--- begin ---

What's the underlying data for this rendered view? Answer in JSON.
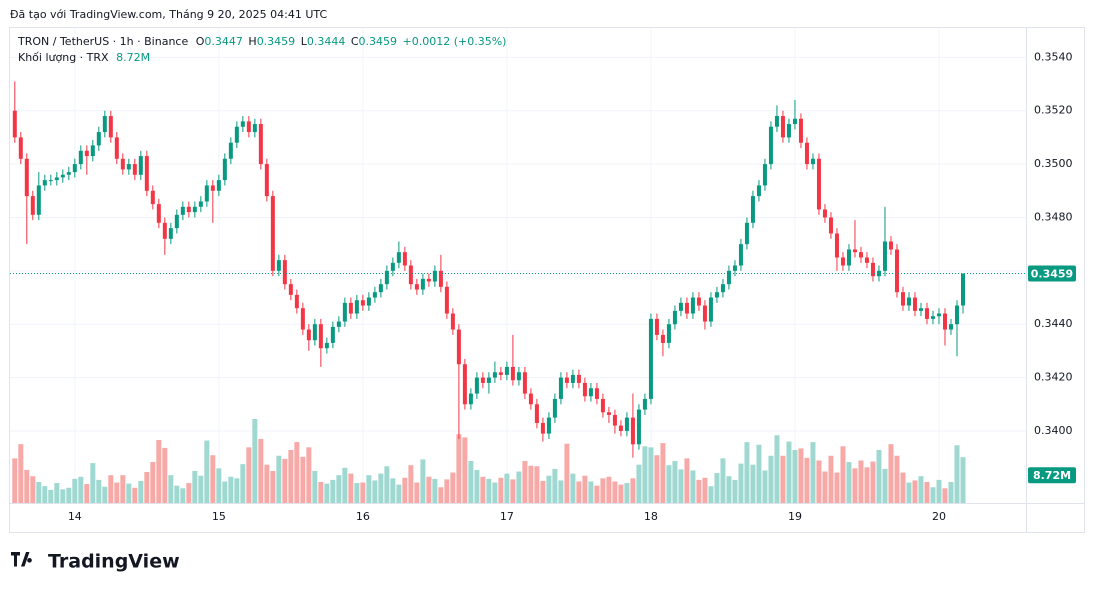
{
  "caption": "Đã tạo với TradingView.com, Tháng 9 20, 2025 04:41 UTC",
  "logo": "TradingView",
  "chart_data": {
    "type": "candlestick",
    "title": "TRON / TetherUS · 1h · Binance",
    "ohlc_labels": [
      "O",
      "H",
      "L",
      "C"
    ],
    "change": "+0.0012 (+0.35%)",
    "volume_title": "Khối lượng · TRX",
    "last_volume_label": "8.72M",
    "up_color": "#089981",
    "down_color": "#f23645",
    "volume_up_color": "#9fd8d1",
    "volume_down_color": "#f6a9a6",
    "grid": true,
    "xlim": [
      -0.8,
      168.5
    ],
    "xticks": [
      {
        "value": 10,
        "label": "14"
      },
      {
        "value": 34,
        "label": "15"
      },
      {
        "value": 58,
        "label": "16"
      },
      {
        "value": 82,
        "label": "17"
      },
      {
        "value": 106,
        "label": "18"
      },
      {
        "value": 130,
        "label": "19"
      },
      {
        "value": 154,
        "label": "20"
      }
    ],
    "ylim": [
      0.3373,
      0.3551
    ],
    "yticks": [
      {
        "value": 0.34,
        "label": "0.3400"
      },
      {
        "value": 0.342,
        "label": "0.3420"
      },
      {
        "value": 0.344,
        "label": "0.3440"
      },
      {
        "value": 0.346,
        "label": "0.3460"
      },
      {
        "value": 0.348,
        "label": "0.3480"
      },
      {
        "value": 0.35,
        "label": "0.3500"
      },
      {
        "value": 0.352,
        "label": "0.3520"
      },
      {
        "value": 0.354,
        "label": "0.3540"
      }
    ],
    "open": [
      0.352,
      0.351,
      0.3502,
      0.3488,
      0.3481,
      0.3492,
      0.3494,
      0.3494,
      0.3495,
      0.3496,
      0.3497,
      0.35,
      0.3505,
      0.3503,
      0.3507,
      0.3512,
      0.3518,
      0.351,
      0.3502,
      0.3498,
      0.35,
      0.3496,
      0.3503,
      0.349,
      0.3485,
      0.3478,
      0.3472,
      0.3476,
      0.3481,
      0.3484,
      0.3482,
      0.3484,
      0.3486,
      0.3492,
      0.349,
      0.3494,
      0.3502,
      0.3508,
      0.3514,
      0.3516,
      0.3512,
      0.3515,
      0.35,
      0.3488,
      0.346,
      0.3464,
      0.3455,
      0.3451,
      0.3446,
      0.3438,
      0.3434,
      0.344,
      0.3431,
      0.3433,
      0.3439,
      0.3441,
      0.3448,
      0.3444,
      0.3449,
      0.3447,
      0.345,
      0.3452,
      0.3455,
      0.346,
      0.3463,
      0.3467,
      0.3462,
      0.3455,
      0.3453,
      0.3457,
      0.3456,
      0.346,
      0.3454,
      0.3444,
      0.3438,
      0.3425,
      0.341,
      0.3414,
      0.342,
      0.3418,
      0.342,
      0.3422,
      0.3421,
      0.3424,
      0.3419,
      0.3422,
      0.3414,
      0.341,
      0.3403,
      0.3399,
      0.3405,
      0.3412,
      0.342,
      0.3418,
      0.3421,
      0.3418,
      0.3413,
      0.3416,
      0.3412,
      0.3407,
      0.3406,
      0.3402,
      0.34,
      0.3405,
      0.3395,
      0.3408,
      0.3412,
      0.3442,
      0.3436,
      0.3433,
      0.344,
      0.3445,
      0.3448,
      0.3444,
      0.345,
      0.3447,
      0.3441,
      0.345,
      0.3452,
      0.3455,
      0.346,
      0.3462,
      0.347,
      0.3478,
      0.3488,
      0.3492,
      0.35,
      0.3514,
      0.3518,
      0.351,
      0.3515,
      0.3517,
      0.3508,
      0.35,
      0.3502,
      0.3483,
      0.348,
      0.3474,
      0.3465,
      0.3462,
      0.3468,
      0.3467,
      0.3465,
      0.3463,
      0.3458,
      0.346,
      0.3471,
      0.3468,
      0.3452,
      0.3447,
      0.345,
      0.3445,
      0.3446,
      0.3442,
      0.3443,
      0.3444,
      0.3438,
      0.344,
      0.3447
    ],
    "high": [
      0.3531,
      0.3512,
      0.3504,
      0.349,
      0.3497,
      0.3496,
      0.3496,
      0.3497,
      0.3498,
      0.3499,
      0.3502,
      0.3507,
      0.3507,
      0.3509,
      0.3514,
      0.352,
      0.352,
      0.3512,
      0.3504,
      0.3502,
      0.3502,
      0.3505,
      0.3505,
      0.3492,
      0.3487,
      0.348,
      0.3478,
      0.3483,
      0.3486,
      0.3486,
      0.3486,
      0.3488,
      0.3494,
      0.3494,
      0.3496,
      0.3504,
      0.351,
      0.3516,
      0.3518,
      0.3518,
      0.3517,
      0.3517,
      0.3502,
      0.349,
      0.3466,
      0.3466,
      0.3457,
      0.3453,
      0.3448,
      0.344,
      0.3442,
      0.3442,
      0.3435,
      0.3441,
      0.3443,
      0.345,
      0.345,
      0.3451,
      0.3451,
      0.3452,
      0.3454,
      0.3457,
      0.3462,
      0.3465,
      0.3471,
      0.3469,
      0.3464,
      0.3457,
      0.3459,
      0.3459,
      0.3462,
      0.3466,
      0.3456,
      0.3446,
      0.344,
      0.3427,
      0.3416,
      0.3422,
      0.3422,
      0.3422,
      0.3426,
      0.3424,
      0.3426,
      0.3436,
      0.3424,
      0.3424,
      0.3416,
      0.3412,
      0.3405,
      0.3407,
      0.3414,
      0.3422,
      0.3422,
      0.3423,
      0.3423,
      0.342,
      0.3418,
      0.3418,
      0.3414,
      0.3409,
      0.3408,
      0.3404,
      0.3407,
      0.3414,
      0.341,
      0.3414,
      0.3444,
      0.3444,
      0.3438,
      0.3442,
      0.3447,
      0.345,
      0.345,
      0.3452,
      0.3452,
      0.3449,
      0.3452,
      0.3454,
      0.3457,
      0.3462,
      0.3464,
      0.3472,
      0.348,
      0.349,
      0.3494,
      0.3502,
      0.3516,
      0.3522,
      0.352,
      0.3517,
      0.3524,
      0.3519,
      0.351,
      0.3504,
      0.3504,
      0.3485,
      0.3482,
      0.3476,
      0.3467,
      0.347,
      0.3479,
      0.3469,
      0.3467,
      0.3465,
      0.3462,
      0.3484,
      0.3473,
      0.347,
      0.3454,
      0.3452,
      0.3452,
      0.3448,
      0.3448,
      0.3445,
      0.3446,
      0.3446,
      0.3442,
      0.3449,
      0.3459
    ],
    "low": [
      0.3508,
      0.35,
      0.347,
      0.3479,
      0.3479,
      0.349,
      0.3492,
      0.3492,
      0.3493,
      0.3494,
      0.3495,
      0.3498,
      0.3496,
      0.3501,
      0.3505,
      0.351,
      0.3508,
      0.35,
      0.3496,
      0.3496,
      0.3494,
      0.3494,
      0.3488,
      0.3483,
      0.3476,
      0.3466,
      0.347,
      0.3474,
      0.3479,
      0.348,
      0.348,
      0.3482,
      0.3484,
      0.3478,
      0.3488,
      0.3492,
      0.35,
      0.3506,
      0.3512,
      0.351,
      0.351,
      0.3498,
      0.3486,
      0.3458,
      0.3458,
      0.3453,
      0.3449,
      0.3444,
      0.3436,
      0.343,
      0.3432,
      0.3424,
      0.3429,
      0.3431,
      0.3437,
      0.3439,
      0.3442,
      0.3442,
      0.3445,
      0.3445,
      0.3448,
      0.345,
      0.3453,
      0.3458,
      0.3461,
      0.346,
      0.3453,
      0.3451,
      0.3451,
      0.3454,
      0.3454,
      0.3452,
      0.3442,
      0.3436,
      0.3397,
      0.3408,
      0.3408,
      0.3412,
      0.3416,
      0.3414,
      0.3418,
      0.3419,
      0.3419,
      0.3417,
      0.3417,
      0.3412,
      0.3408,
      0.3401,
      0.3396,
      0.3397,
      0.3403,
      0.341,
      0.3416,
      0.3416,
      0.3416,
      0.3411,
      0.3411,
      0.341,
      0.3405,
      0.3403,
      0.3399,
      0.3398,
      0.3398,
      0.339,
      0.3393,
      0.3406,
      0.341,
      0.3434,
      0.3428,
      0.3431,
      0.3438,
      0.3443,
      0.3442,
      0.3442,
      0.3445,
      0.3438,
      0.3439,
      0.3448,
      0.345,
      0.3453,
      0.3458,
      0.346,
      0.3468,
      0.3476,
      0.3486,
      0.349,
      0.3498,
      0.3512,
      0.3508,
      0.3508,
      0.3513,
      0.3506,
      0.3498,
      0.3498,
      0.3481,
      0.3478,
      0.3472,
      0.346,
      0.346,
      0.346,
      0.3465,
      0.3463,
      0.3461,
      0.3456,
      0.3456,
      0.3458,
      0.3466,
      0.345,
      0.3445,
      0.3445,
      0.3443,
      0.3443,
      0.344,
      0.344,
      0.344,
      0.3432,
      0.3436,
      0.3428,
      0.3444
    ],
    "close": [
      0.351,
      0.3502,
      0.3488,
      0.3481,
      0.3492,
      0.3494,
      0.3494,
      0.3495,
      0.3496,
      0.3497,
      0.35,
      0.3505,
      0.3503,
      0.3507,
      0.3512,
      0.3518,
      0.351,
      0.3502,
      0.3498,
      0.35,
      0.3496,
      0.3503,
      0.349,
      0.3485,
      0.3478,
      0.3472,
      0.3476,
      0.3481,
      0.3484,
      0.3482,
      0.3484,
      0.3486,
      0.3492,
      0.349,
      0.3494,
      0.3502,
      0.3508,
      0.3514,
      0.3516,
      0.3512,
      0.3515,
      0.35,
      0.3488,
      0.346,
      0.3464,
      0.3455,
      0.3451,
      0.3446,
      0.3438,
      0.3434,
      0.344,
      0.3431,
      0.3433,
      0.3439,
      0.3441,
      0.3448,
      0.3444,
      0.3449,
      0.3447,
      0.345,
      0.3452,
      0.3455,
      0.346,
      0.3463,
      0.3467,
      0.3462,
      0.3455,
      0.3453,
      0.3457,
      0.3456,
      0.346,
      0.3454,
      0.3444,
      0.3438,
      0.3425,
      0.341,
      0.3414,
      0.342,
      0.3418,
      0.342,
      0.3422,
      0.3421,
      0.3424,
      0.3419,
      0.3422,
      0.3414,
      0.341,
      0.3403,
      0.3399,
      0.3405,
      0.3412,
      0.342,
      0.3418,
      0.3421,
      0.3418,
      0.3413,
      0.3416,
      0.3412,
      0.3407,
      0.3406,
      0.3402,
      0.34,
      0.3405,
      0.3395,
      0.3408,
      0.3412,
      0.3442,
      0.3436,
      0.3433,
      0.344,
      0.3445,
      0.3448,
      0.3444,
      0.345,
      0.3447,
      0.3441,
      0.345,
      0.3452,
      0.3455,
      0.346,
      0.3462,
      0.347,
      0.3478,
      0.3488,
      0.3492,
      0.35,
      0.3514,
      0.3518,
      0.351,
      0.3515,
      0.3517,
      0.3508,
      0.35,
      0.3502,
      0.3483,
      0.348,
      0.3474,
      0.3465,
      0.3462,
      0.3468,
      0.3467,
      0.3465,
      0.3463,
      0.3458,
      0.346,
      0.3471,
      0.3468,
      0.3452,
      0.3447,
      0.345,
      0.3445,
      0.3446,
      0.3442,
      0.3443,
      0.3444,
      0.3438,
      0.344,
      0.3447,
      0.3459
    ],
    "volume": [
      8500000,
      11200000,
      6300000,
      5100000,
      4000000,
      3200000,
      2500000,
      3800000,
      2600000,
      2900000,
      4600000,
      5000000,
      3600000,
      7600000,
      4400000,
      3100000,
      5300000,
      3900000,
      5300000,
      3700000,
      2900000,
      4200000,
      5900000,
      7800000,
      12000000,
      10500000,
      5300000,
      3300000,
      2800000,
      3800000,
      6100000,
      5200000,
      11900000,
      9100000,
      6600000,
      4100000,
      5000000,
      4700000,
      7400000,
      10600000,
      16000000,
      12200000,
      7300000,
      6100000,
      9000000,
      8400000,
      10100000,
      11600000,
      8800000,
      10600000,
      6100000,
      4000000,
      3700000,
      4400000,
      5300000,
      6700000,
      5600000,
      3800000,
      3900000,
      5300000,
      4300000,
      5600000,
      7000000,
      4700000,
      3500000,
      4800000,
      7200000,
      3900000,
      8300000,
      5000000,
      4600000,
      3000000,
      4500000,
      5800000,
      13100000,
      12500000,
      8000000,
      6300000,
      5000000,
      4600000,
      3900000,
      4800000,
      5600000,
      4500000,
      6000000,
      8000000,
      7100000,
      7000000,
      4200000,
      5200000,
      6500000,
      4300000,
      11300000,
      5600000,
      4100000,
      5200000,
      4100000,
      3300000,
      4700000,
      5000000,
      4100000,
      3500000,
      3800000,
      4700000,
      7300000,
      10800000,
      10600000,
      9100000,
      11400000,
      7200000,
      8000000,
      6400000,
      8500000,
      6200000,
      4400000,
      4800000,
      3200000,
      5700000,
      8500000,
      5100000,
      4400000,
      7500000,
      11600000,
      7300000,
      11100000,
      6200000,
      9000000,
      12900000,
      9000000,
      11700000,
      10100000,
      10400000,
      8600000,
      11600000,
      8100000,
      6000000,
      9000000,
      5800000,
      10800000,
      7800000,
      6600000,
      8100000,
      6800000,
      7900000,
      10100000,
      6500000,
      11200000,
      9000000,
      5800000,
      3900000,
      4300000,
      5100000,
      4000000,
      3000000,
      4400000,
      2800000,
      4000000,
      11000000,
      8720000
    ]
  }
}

--- end ---

> [INSTRUCTIONS FOR THE TASK] Give only the number of lines in the data that hold the string "TradingView".

> [COMPLETE RESPONSE] 2